═════ Material shown

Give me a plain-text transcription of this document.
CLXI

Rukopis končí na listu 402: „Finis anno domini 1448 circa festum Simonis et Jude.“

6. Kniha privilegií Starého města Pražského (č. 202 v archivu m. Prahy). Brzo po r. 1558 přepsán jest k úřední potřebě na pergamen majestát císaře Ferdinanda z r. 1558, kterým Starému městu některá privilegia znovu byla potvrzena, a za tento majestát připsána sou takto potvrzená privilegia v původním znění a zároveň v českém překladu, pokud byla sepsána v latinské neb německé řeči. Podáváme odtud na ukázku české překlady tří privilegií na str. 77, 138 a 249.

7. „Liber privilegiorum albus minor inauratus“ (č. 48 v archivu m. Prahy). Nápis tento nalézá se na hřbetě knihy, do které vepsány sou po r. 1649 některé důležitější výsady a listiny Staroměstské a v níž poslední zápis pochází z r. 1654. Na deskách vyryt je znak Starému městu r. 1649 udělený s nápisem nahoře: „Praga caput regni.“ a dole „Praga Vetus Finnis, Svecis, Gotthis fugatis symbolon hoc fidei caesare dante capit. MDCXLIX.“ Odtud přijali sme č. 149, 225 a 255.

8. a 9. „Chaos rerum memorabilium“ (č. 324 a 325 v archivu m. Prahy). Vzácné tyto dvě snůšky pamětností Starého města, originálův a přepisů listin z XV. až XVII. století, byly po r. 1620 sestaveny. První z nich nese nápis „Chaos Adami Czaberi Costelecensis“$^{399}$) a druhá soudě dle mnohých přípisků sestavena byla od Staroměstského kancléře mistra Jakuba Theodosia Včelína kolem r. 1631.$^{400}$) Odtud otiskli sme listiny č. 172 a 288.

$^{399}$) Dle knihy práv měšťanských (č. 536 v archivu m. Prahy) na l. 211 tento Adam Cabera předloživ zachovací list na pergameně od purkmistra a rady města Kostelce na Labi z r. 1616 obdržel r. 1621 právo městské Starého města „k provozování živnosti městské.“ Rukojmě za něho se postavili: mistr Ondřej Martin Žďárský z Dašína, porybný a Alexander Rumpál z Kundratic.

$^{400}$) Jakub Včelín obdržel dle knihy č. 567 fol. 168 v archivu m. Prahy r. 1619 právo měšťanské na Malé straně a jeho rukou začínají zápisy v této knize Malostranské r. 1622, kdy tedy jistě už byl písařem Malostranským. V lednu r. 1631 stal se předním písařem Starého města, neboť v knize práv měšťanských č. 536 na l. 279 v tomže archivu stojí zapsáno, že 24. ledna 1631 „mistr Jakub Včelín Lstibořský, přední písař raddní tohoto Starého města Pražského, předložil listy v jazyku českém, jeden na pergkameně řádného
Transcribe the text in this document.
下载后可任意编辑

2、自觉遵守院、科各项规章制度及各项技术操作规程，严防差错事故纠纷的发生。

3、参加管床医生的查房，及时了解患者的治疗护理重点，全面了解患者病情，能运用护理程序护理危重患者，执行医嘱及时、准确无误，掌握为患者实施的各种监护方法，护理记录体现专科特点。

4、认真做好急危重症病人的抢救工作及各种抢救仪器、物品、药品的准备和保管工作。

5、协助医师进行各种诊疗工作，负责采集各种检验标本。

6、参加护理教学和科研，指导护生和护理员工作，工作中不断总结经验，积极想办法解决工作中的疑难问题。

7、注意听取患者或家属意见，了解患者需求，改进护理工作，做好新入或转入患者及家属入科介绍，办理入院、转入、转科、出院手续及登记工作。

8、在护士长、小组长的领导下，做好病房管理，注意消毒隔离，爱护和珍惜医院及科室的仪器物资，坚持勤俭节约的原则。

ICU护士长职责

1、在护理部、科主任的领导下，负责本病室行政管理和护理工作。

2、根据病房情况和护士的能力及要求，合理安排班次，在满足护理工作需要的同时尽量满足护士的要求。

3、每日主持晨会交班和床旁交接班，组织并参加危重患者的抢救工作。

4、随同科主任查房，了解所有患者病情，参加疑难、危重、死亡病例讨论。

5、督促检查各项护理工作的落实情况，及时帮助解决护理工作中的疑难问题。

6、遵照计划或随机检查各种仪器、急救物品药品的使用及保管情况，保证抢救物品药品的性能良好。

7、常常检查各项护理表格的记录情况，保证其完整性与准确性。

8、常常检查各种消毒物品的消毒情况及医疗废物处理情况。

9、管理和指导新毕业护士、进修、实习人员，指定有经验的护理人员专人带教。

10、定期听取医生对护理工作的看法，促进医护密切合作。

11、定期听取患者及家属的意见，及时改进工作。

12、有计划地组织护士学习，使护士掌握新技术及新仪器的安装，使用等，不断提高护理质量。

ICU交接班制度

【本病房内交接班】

══════════

Description of the task: Make an exact copy of the listing, including every line.

The reply:
Give me a plain-text transcription of this document.
CLXI

Rukopis končí na listu 402: „Finis anno domini 1448 circa festum Simonis et Jude.“

6. Kniha privilegií Starého města Pražského (č. 202 v archivu m. Prahy). Brzo po r. 1558 přepsán jest k úřední potřebě na pergamen majestát císaře Ferdinanda z r. 1558, kterým Starému městu některá privilegia znovu byla potvrzena, a za tento majestát připsána sou takto potvrzená privilegia v původním znění a zároveň v českém překladu, pokud byla sepsána v latinské neb německé řeči. Podáváme odtud na ukázku české překlady tří privilegií na str. 77, 138 a 249.

7. „Liber privilegiorum albus minor inauratus“ (č. 48 v archivu m. Prahy). Nápis tento nalézá se na hřbetě knihy, do které vepsány sou po r. 1649 některé důležitější výsady a listiny Staroměstské a v níž poslední zápis pochází z r. 1654. Na deskách vyryt je znak Starému městu r. 1649 udělený s nápisem nahoře: „Praga caput regni.“ a dole „Praga Vetus Finnis, Svecis, Gotthis fugatis symbolon hoc fidei caesare dante capit. MDCXLIX.“ Odtud přijali sme č. 149, 225 a 255.

8. a 9. „Chaos rerum memorabilium“ (č. 324 a 325 v archivu m. Prahy). Vzácné tyto dvě snůšky pamětností Starého města, originálův a přepisů listin z XV. až XVII. století, byly po r. 1620 sestaveny. První z nich nese nápis „Chaos Adami Czaberi Costelecensis“$^{399}$) a druhá soudě dle mnohých přípisků sestavena byla od Staroměstského kancléře mistra Jakuba Theodosia Včelína kolem r. 1631.$^{400}$) Odtud otiskli sme listiny č. 172 a 288.

$^{399}$) Dle knihy práv měšťanských (č. 536 v archivu m. Prahy) na l. 211 tento Adam Cabera předloživ zachovací list na pergameně od purkmistra a rady města Kostelce na Labi z r. 1616 obdržel r. 1621 právo městské Starého města „k provozování živnosti městské.“ Rukojmě za něho se postavili: mistr Ondřej Martin Žďárský z Dašína, porybný a Alexander Rumpál z Kundratic.

$^{400}$) Jakub Včelín obdržel dle knihy č. 567 fol. 168 v archivu m. Prahy r. 1619 právo měšťanské na Malé straně a jeho rukou začínají zápisy v této knize Malostranské r. 1622, kdy tedy jistě už byl písařem Malostranským. V lednu r. 1631 stal se předním písařem Starého města, neboť v knize práv měšťanských č. 536 na l. 279 v tomže archivu stojí zapsáno, že 24. ledna 1631 „mistr Jakub Včelín Lstibořský, přední písař raddní tohoto Starého města Pražského, předložil listy v jazyku českém, jeden na pergkameně řádného
Transcribe the text in this document.
下载后可任意编辑

2、自觉遵守院、科各项规章制度及各项技术操作规程，严防差错事故纠纷的发生。

3、参加管床医生的查房，及时了解患者的治疗护理重点，全面了解患者病情，能运用护理程序护理危重患者，执行医嘱及时、准确无误，掌握为患者实施的各种监护方法，护理记录体现专科特点。

4、认真做好急危重症病人的抢救工作及各种抢救仪器、物品、药品的准备和保管工作。

5、协助医师进行各种诊疗工作，负责采集各种检验标本。

6、参加护理教学和科研，指导护生和护理员工作，工作中不断总结经验，积极想办法解决工作中的疑难问题。

7、注意听取患者或家属意见，了解患者需求，改进护理工作，做好新入或转入患者及家属入科介绍，办理入院、转入、转科、出院手续及登记工作。

8、在护士长、小组长的领导下，做好病房管理，注意消毒隔离，爱护和珍惜医院及科室的仪器物资，坚持勤俭节约的原则。

ICU护士长职责

1、在护理部、科主任的领导下，负责本病室行政管理和护理工作。

2、根据病房情况和护士的能力及要求，合理安排班次，在满足护理工作需要的同时尽量满足护士的要求。

3、每日主持晨会交班和床旁交接班，组织并参加危重患者的抢救工作。

4、随同科主任查房，了解所有患者病情，参加疑难、危重、死亡病例讨论。

5、督促检查各项护理工作的落实情况，及时帮助解决护理工作中的疑难问题。

6、遵照计划或随机检查各种仪器、急救物品药品的使用及保管情况，保证抢救物品药品的性能良好。

7、常常检查各项护理表格的记录情况，保证其完整性与准确性。

8、常常检查各种消毒物品的消毒情况及医疗废物处理情况。

9、管理和指导新毕业护士、进修、实习人员，指定有经验的护理人员专人带教。

10、定期听取医生对护理工作的看法，促进医护密切合作。

11、定期听取患者及家属的意见，及时改进工作。

12、有计划地组织护士学习，使护士掌握新技术及新仪器的安装，使用等，不断提高护理质量。

ICU交接班制度

【本病房内交接班】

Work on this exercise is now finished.